Stored items from a collection
-*-

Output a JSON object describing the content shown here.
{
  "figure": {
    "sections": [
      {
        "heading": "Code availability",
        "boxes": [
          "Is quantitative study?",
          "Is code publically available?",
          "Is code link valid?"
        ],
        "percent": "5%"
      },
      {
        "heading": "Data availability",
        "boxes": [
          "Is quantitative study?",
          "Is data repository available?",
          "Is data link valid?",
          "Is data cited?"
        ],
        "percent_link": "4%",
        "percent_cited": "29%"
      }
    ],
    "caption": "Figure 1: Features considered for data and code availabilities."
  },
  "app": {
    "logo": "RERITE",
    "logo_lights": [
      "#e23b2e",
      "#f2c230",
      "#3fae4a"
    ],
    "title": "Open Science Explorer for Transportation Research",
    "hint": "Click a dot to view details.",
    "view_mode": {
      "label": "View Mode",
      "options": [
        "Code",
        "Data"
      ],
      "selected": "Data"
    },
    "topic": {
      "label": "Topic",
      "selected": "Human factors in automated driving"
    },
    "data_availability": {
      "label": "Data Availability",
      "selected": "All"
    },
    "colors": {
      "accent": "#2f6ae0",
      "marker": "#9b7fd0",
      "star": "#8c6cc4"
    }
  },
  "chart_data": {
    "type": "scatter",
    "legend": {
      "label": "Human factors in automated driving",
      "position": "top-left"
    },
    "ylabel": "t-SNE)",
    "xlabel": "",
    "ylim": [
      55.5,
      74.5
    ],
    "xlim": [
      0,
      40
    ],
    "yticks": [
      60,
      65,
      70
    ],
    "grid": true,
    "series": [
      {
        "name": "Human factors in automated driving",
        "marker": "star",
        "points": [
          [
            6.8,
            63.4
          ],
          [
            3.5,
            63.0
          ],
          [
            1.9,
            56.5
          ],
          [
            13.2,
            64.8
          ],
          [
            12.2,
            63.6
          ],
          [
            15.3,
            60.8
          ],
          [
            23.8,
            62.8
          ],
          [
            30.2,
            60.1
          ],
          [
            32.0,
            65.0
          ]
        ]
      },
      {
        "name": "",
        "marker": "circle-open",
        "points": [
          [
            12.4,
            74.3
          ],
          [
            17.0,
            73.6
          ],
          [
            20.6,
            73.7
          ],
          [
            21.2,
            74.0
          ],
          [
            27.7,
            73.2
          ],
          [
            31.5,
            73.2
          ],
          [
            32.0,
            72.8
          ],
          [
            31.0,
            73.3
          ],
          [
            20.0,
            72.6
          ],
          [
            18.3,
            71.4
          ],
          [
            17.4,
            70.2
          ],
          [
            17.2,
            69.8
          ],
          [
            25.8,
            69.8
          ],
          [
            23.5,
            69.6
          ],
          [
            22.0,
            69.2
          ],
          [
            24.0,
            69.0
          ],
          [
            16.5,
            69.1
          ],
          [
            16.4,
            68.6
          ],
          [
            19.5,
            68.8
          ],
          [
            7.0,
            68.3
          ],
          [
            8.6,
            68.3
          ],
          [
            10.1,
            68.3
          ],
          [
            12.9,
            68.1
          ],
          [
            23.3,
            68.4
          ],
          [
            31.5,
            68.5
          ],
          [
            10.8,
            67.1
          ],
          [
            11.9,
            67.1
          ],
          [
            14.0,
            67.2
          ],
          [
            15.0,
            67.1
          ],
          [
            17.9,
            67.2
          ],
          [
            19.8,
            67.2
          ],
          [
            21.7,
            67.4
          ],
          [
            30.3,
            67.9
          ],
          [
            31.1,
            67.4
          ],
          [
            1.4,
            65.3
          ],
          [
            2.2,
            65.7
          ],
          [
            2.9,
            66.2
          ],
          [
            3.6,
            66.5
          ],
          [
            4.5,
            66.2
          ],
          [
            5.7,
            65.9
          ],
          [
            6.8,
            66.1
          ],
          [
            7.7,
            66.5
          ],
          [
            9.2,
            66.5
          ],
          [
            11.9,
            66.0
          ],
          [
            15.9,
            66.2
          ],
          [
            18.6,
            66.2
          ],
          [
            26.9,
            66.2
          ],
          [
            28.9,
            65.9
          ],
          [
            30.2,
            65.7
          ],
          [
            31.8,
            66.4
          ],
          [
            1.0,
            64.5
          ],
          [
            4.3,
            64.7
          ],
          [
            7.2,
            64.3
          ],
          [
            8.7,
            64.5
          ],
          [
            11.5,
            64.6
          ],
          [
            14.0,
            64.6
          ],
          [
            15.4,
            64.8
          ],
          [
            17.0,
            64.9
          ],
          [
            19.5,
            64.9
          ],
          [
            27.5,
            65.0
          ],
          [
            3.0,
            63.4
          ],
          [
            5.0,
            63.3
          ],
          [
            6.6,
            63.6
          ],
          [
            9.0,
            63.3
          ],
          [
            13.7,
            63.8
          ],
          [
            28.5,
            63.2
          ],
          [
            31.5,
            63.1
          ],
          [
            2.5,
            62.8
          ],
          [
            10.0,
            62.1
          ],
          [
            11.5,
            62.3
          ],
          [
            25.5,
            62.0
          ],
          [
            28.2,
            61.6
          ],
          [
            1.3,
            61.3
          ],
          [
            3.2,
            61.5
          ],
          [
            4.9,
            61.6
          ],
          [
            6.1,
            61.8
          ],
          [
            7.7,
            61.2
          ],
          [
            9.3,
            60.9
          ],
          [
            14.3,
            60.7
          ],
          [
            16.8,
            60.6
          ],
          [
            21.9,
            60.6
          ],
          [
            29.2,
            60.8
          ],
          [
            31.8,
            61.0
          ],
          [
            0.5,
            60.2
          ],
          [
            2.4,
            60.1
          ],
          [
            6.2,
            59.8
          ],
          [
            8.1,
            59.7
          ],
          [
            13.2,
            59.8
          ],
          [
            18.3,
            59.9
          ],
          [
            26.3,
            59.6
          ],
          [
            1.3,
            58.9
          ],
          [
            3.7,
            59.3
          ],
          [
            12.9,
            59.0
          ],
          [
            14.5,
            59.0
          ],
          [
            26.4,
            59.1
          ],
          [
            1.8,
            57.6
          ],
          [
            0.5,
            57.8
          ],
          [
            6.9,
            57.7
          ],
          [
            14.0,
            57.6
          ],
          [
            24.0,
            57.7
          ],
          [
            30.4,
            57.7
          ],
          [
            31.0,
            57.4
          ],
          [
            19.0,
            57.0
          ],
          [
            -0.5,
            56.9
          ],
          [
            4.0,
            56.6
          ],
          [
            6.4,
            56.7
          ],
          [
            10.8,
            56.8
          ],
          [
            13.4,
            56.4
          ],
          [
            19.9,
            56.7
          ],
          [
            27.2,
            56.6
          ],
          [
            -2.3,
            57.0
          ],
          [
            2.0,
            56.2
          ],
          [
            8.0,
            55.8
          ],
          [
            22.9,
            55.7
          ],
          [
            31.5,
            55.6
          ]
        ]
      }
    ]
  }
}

-*-

● **DESCRIPTION OF THE TASK**:
Copy down the material exactly as written.

● **FINAL RESULT**:
Output a JSON object describing the content shown here.
{
  "figure": {
    "sections": [
      {
        "heading": "Code availability",
        "boxes": [
          "Is quantitative study?",
          "Is code publically available?",
          "Is code link valid?"
        ],
        "percent": "5%"
      },
      {
        "heading": "Data availability",
        "boxes": [
          "Is quantitative study?",
          "Is data repository available?",
          "Is data link valid?",
          "Is data cited?"
        ],
        "percent_link": "4%",
        "percent_cited": "29%"
      }
    ],
    "caption": "Figure 1: Features considered for data and code availabilities."
  },
  "app": {
    "logo": "RERITE",
    "logo_lights": [
      "#e23b2e",
      "#f2c230",
      "#3fae4a"
    ],
    "title": "Open Science Explorer for Transportation Research",
    "hint": "Click a dot to view details.",
    "view_mode": {
      "label": "View Mode",
      "options": [
        "Code",
        "Data"
      ],
      "selected": "Data"
    },
    "topic": {
      "label": "Topic",
      "selected": "Human factors in automated driving"
    },
    "data_availability": {
      "label": "Data Availability",
      "selected": "All"
    },
    "colors": {
      "accent": "#2f6ae0",
      "marker": "#9b7fd0",
      "star": "#8c6cc4"
    }
  },
  "chart_data": {
    "type": "scatter",
    "legend": {
      "label": "Human factors in automated driving",
      "position": "top-left"
    },
    "ylabel": "t-SNE)",
    "xlabel": "",
    "ylim": [
      55.5,
      74.5
    ],
    "xlim": [
      0,
      40
    ],
    "yticks": [
      60,
      65,
      70
    ],
    "grid": true,
    "series": [
      {
        "name": "Human factors in automated driving",
        "marker": "star",
        "points": [
          [
            6.8,
            63.4
          ],
          [
            3.5,
            63.0
          ],
          [
            1.9,
            56.5
          ],
          [
            13.2,
            64.8
          ],
          [
            12.2,
            63.6
          ],
          [
            15.3,
            60.8
          ],
          [
            23.8,
            62.8
          ],
          [
            30.2,
            60.1
          ],
          [
            32.0,
            65.0
          ]
        ]
      },
      {
        "name": "",
        "marker": "circle-open",
        "points": [
          [
            12.4,
            74.3
          ],
          [
            17.0,
            73.6
          ],
          [
            20.6,
            73.7
          ],
          [
            21.2,
            74.0
          ],
          [
            27.7,
            73.2
          ],
          [
            31.5,
            73.2
          ],
          [
            32.0,
            72.8
          ],
          [
            31.0,
            73.3
          ],
          [
            20.0,
            72.6
          ],
          [
            18.3,
            71.4
          ],
          [
            17.4,
            70.2
          ],
          [
            17.2,
            69.8
          ],
          [
            25.8,
            69.8
          ],
          [
            23.5,
            69.6
          ],
          [
            22.0,
            69.2
          ],
          [
            24.0,
            69.0
          ],
          [
            16.5,
            69.1
          ],
          [
            16.4,
            68.6
          ],
          [
            19.5,
            68.8
          ],
          [
            7.0,
            68.3
          ],
          [
            8.6,
            68.3
          ],
          [
            10.1,
            68.3
          ],
          [
            12.9,
            68.1
          ],
          [
            23.3,
            68.4
          ],
          [
            31.5,
            68.5
          ],
          [
            10.8,
            67.1
          ],
          [
            11.9,
            67.1
          ],
          [
            14.0,
            67.2
          ],
          [
            15.0,
            67.1
          ],
          [
            17.9,
            67.2
          ],
          [
            19.8,
            67.2
          ],
          [
            21.7,
            67.4
          ],
          [
            30.3,
            67.9
          ],
          [
            31.1,
            67.4
          ],
          [
            1.4,
            65.3
          ],
          [
            2.2,
            65.7
          ],
          [
            2.9,
            66.2
          ],
          [
            3.6,
            66.5
          ],
          [
            4.5,
            66.2
          ],
          [
            5.7,
            65.9
          ],
          [
            6.8,
            66.1
          ],
          [
            7.7,
            66.5
          ],
          [
            9.2,
            66.5
          ],
          [
            11.9,
            66.0
          ],
          [
            15.9,
            66.2
          ],
          [
            18.6,
            66.2
          ],
          [
            26.9,
            66.2
          ],
          [
            28.9,
            65.9
          ],
          [
            30.2,
            65.7
          ],
          [
            31.8,
            66.4
          ],
          [
            1.0,
            64.5
          ],
          [
            4.3,
            64.7
          ],
          [
            7.2,
            64.3
          ],
          [
            8.7,
            64.5
          ],
          [
            11.5,
            64.6
          ],
          [
            14.0,
            64.6
          ],
          [
            15.4,
            64.8
          ],
          [
            17.0,
            64.9
          ],
          [
            19.5,
            64.9
          ],
          [
            27.5,
            65.0
          ],
          [
            3.0,
            63.4
          ],
          [
            5.0,
            63.3
          ],
          [
            6.6,
            63.6
          ],
          [
            9.0,
            63.3
          ],
          [
            13.7,
            63.8
          ],
          [
            28.5,
            63.2
          ],
          [
            31.5,
            63.1
          ],
          [
            2.5,
            62.8
          ],
          [
            10.0,
            62.1
          ],
          [
            11.5,
            62.3
          ],
          [
            25.5,
            62.0
          ],
          [
            28.2,
            61.6
          ],
          [
            1.3,
            61.3
          ],
          [
            3.2,
            61.5
          ],
          [
            4.9,
            61.6
          ],
          [
            6.1,
            61.8
          ],
          [
            7.7,
            61.2
          ],
          [
            9.3,
            60.9
          ],
          [
            14.3,
            60.7
          ],
          [
            16.8,
            60.6
          ],
          [
            21.9,
            60.6
          ],
          [
            29.2,
            60.8
          ],
          [
            31.8,
            61.0
          ],
          [
            0.5,
            60.2
          ],
          [
            2.4,
            60.1
          ],
          [
            6.2,
            59.8
          ],
          [
            8.1,
            59.7
          ],
          [
            13.2,
            59.8
          ],
          [
            18.3,
            59.9
          ],
          [
            26.3,
            59.6
          ],
          [
            1.3,
            58.9
          ],
          [
            3.7,
            59.3
          ],
          [
            12.9,
            59.0
          ],
          [
            14.5,
            59.0
          ],
          [
            26.4,
            59.1
          ],
          [
            1.8,
            57.6
          ],
          [
            0.5,
            57.8
          ],
          [
            6.9,
            57.7
          ],
          [
            14.0,
            57.6
          ],
          [
            24.0,
            57.7
          ],
          [
            30.4,
            57.7
          ],
          [
            31.0,
            57.4
          ],
          [
            19.0,
            57.0
          ],
          [
            -0.5,
            56.9
          ],
          [
            4.0,
            56.6
          ],
          [
            6.4,
            56.7
          ],
          [
            10.8,
            56.8
          ],
          [
            13.4,
            56.4
          ],
          [
            19.9,
            56.7
          ],
          [
            27.2,
            56.6
          ],
          [
            -2.3,
            57.0
          ],
          [
            2.0,
            56.2
          ],
          [
            8.0,
            55.8
          ],
          [
            22.9,
            55.7
          ],
          [
            31.5,
            55.6
          ]
        ]
      }
    ]
  }
}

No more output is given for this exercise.